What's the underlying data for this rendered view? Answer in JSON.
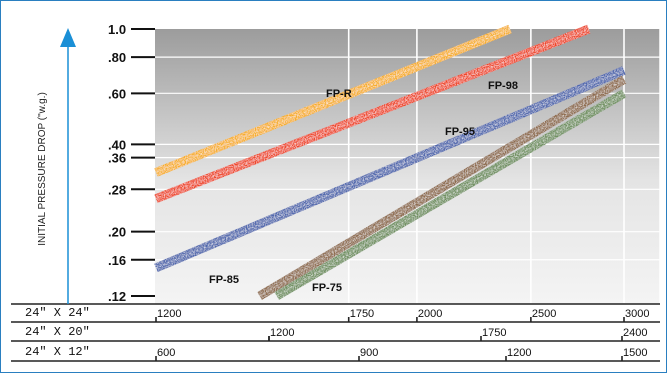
{
  "chart_data": {
    "type": "line",
    "ylabel": "INITIAL PRESSURE DROP (\"w.g.)",
    "y_scale": "log",
    "ylim": [
      0.12,
      1.0
    ],
    "y_ticks": [
      {
        "value": 1.0,
        "label": "1.0"
      },
      {
        "value": 0.8,
        "label": ".80"
      },
      {
        "value": 0.6,
        "label": ".60"
      },
      {
        "value": 0.4,
        "label": ".40"
      },
      {
        "value": 0.36,
        "label": ".36"
      },
      {
        "value": 0.28,
        "label": ".28"
      },
      {
        "value": 0.2,
        "label": ".20"
      },
      {
        "value": 0.16,
        "label": ".16"
      },
      {
        "value": 0.12,
        "label": ".12"
      }
    ],
    "x_scale": "log",
    "x_scales": [
      {
        "label": "24\" X 24\"",
        "ticks": [
          {
            "value": 1200,
            "label": "1200"
          },
          {
            "value": 1750,
            "label": "1750"
          },
          {
            "value": 2000,
            "label": "2000"
          },
          {
            "value": 2500,
            "label": "2500"
          },
          {
            "value": 3000,
            "label": "3000"
          }
        ]
      },
      {
        "label": "24\" X 20\"",
        "ticks": [
          {
            "value": 1000,
            "label": ""
          },
          {
            "value": 1200,
            "label": "1200"
          },
          {
            "value": 1750,
            "label": "1750"
          },
          {
            "value": 2400,
            "label": "2400"
          }
        ]
      },
      {
        "label": "24\" X 12\"",
        "ticks": [
          {
            "value": 600,
            "label": "600"
          },
          {
            "value": 900,
            "label": "900"
          },
          {
            "value": 1200,
            "label": "1200"
          },
          {
            "value": 1500,
            "label": "1500"
          }
        ]
      }
    ],
    "series": [
      {
        "name": "FP-R",
        "color": "#f6b02c",
        "points": [
          [
            1200,
            0.32
          ],
          [
            2400,
            1.0
          ]
        ]
      },
      {
        "name": "FP-98",
        "color": "#ee4a2a",
        "points": [
          [
            1200,
            0.26
          ],
          [
            2800,
            1.0
          ]
        ]
      },
      {
        "name": "FP-95",
        "color": "#5067ae",
        "points": [
          [
            1200,
            0.15
          ],
          [
            3000,
            0.72
          ]
        ]
      },
      {
        "name": "FP-85",
        "color": "#8f6c4e",
        "points": [
          [
            1470,
            0.12
          ],
          [
            3000,
            0.67
          ]
        ]
      },
      {
        "name": "FP-75",
        "color": "#6f9160",
        "points": [
          [
            1520,
            0.12
          ],
          [
            3000,
            0.6
          ]
        ]
      }
    ]
  }
}
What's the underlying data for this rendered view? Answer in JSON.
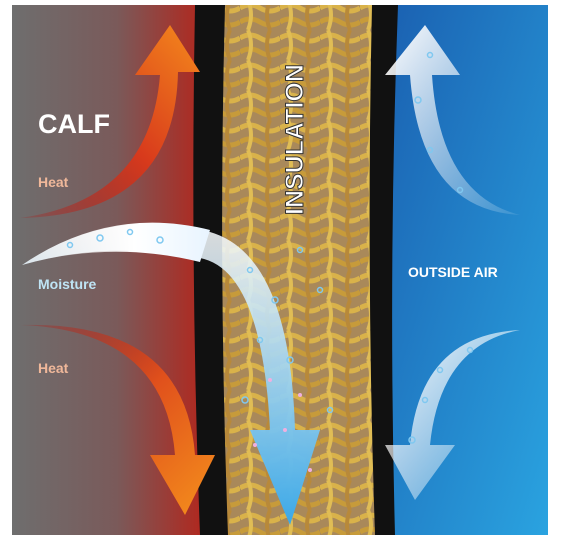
{
  "left_panel": {
    "title": "CALF",
    "labels": [
      "Heat",
      "Moisture",
      "Heat"
    ]
  },
  "middle_panel": {
    "title": "INSULATION"
  },
  "right_panel": {
    "title": "OUTSIDE AIR"
  }
}
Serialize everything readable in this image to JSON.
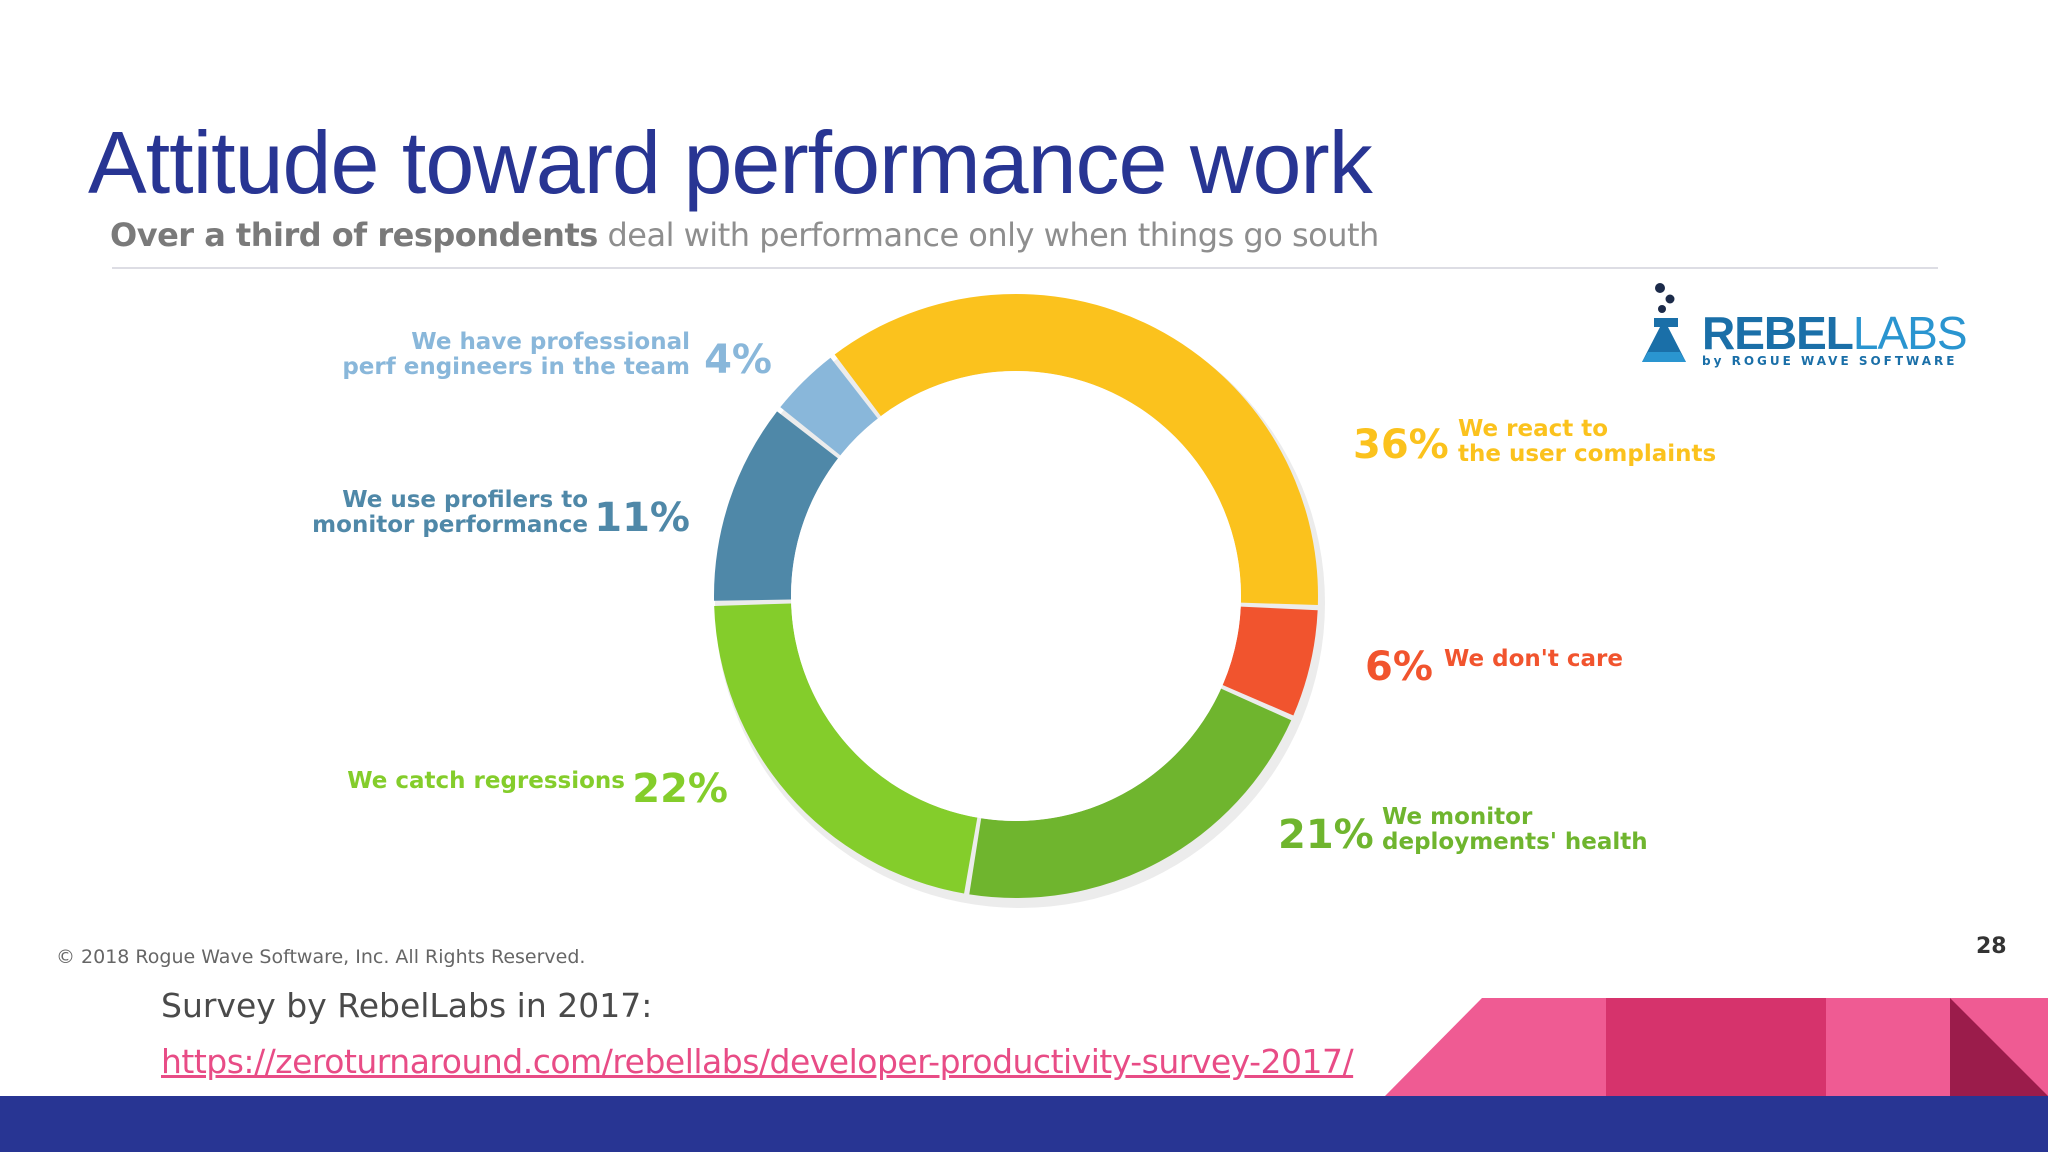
{
  "slide": {
    "title": "Attitude toward performance work",
    "subtitle_bold": "Over a third of respondents",
    "subtitle_rest": " deal with performance only when things go south",
    "copyright": "© 2018 Rogue Wave Software, Inc. All Rights Reserved.",
    "page_number": "28",
    "source_text": "Survey by RebelLabs in 2017:",
    "source_link": "https://zeroturnaround.com/rebellabs/developer-productivity-survey-2017/"
  },
  "logo": {
    "word_bold": "REBEL",
    "word_light": "LABS",
    "sub": "by ROGUE WAVE SOFTWARE",
    "icon": "flask-icon"
  },
  "colors": {
    "title": "#283593",
    "footer_bar": "#283593",
    "link": "#e84c86",
    "deco_pink": "#ef5b93",
    "deco_dark_pink": "#d6336c",
    "deco_maroon": "#9b1c4b"
  },
  "chart_data": {
    "type": "pie",
    "donut": true,
    "title": "",
    "series": [
      {
        "label": "We react to the user complaints",
        "lines": [
          "We react to",
          "the user complaints"
        ],
        "value": 36,
        "display": "36%",
        "color": "#fbc21d"
      },
      {
        "label": "We don't care",
        "lines": [
          "We don't care"
        ],
        "value": 6,
        "display": "6%",
        "color": "#f1542e"
      },
      {
        "label": "We monitor deployments' health",
        "lines": [
          "We monitor",
          "deployments' health"
        ],
        "value": 21,
        "display": "21%",
        "color": "#6fb52e"
      },
      {
        "label": "We catch regressions",
        "lines": [
          "We catch regressions"
        ],
        "value": 22,
        "display": "22%",
        "color": "#84cd2b"
      },
      {
        "label": "We use profilers to monitor performance",
        "lines": [
          "We use profilers to",
          "monitor performance"
        ],
        "value": 11,
        "display": "11%",
        "color": "#4f88a8"
      },
      {
        "label": "We have professional perf engineers in the team",
        "lines": [
          "We have professional",
          "perf engineers in the team"
        ],
        "value": 4,
        "display": "4%",
        "color": "#89b7da"
      }
    ]
  }
}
· · · · · · ·
▸ Directions for this task: Give only the count of lines in this material that contain the string "team".

▸ Complete response: 2